WHAT TO DO: Return the listing word for word, as given.

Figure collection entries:
☆ ☆ ☆

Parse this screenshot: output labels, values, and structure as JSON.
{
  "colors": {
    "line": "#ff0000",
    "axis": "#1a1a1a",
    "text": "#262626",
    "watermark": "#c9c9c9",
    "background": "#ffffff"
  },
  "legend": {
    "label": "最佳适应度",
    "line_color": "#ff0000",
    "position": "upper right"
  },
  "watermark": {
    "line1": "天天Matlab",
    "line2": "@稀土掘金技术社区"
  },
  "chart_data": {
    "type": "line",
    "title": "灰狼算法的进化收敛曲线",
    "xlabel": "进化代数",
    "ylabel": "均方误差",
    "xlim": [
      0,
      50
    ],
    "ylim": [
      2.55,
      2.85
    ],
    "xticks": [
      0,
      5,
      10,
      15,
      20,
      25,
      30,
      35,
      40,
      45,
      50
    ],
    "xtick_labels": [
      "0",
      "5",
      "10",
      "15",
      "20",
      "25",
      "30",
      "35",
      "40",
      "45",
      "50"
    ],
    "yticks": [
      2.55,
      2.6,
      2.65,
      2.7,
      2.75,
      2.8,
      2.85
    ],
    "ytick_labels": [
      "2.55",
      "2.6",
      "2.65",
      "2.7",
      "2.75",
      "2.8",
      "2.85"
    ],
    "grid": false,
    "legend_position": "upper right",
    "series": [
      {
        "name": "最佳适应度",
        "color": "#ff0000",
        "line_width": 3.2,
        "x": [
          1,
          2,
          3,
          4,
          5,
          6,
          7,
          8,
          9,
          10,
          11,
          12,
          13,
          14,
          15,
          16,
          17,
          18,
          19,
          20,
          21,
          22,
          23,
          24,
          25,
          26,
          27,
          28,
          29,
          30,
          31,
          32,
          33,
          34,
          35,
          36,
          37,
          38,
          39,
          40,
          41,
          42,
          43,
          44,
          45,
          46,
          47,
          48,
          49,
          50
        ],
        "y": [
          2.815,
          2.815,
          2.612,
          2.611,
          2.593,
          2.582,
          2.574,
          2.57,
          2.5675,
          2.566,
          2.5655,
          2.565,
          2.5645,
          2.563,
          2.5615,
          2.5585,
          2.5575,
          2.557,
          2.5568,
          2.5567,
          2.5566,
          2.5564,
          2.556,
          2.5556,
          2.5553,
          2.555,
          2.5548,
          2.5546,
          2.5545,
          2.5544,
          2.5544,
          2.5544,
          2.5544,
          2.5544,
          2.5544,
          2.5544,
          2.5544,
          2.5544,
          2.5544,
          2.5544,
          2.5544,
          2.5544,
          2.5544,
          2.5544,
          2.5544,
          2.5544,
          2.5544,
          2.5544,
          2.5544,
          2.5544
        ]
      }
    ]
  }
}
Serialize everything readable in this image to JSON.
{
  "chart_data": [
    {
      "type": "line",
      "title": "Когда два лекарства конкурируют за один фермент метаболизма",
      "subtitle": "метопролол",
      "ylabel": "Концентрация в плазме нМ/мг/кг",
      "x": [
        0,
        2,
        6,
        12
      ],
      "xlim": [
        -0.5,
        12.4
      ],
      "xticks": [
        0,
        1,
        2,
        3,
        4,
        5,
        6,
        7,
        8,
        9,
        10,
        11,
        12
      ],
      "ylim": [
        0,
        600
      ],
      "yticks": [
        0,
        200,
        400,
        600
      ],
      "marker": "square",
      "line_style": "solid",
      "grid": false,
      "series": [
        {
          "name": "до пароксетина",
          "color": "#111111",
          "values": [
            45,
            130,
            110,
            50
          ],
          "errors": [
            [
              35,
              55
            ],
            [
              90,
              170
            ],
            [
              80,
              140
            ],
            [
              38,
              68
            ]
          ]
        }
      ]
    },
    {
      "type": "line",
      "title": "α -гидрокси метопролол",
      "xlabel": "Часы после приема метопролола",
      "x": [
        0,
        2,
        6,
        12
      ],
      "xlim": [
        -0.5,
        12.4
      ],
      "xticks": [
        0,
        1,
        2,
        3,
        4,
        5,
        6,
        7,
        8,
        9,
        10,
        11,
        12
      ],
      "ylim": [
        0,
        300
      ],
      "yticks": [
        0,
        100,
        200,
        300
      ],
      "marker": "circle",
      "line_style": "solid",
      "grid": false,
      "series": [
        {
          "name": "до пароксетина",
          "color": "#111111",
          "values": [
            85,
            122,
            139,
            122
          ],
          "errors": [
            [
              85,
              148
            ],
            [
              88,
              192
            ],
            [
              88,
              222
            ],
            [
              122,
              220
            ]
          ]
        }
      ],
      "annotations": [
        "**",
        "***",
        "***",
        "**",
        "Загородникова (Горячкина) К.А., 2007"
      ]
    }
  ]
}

☆ ☆ ☆

TASK RESPONSE:
Parse this screenshot: output labels, values, and structure as JSON.
{
  "colors": {
    "line": "#ff0000",
    "axis": "#1a1a1a",
    "text": "#262626",
    "watermark": "#c9c9c9",
    "background": "#ffffff"
  },
  "legend": {
    "label": "最佳适应度",
    "line_color": "#ff0000",
    "position": "upper right"
  },
  "watermark": {
    "line1": "天天Matlab",
    "line2": "@稀土掘金技术社区"
  },
  "chart_data": {
    "type": "line",
    "title": "灰狼算法的进化收敛曲线",
    "xlabel": "进化代数",
    "ylabel": "均方误差",
    "xlim": [
      0,
      50
    ],
    "ylim": [
      2.55,
      2.85
    ],
    "xticks": [
      0,
      5,
      10,
      15,
      20,
      25,
      30,
      35,
      40,
      45,
      50
    ],
    "xtick_labels": [
      "0",
      "5",
      "10",
      "15",
      "20",
      "25",
      "30",
      "35",
      "40",
      "45",
      "50"
    ],
    "yticks": [
      2.55,
      2.6,
      2.65,
      2.7,
      2.75,
      2.8,
      2.85
    ],
    "ytick_labels": [
      "2.55",
      "2.6",
      "2.65",
      "2.7",
      "2.75",
      "2.8",
      "2.85"
    ],
    "grid": false,
    "legend_position": "upper right",
    "series": [
      {
        "name": "最佳适应度",
        "color": "#ff0000",
        "line_width": 3.2,
        "x": [
          1,
          2,
          3,
          4,
          5,
          6,
          7,
          8,
          9,
          10,
          11,
          12,
          13,
          14,
          15,
          16,
          17,
          18,
          19,
          20,
          21,
          22,
          23,
          24,
          25,
          26,
          27,
          28,
          29,
          30,
          31,
          32,
          33,
          34,
          35,
          36,
          37,
          38,
          39,
          40,
          41,
          42,
          43,
          44,
          45,
          46,
          47,
          48,
          49,
          50
        ],
        "y": [
          2.815,
          2.815,
          2.612,
          2.611,
          2.593,
          2.582,
          2.574,
          2.57,
          2.5675,
          2.566,
          2.5655,
          2.565,
          2.5645,
          2.563,
          2.5615,
          2.5585,
          2.5575,
          2.557,
          2.5568,
          2.5567,
          2.5566,
          2.5564,
          2.556,
          2.5556,
          2.5553,
          2.555,
          2.5548,
          2.5546,
          2.5545,
          2.5544,
          2.5544,
          2.5544,
          2.5544,
          2.5544,
          2.5544,
          2.5544,
          2.5544,
          2.5544,
          2.5544,
          2.5544,
          2.5544,
          2.5544,
          2.5544,
          2.5544,
          2.5544,
          2.5544,
          2.5544,
          2.5544,
          2.5544,
          2.5544
        ]
      }
    ]
  }
}
Serialize everything readable in this image to JSON.
{
  "chart_data": [
    {
      "type": "line",
      "title": "Когда два лекарства конкурируют за один фермент метаболизма",
      "subtitle": "метопролол",
      "ylabel": "Концентрация в плазме нМ/мг/кг",
      "x": [
        0,
        2,
        6,
        12
      ],
      "xlim": [
        -0.5,
        12.4
      ],
      "xticks": [
        0,
        1,
        2,
        3,
        4,
        5,
        6,
        7,
        8,
        9,
        10,
        11,
        12
      ],
      "ylim": [
        0,
        600
      ],
      "yticks": [
        0,
        200,
        400,
        600
      ],
      "marker": "square",
      "line_style": "solid",
      "grid": false,
      "series": [
        {
          "name": "до пароксетина",
          "color": "#111111",
          "values": [
            45,
            130,
            110,
            50
          ],
          "errors": [
            [
              35,
              55
            ],
            [
              90,
              170
            ],
            [
              80,
              140
            ],
            [
              38,
              68
            ]
          ]
        }
      ]
    },
    {
      "type": "line",
      "title": "α -гидрокси метопролол",
      "xlabel": "Часы после приема метопролола",
      "x": [
        0,
        2,
        6,
        12
      ],
      "xlim": [
        -0.5,
        12.4
      ],
      "xticks": [
        0,
        1,
        2,
        3,
        4,
        5,
        6,
        7,
        8,
        9,
        10,
        11,
        12
      ],
      "ylim": [
        0,
        300
      ],
      "yticks": [
        0,
        100,
        200,
        300
      ],
      "marker": "circle",
      "line_style": "solid",
      "grid": false,
      "series": [
        {
          "name": "до пароксетина",
          "color": "#111111",
          "values": [
            85,
            122,
            139,
            122
          ],
          "errors": [
            [
              85,
              148
            ],
            [
              88,
              192
            ],
            [
              88,
              222
            ],
            [
              122,
              220
            ]
          ]
        }
      ],
      "annotations": [
        "**",
        "***",
        "***",
        "**",
        "Загородникова (Горячкина) К.А., 2007"
      ]
    }
  ]
}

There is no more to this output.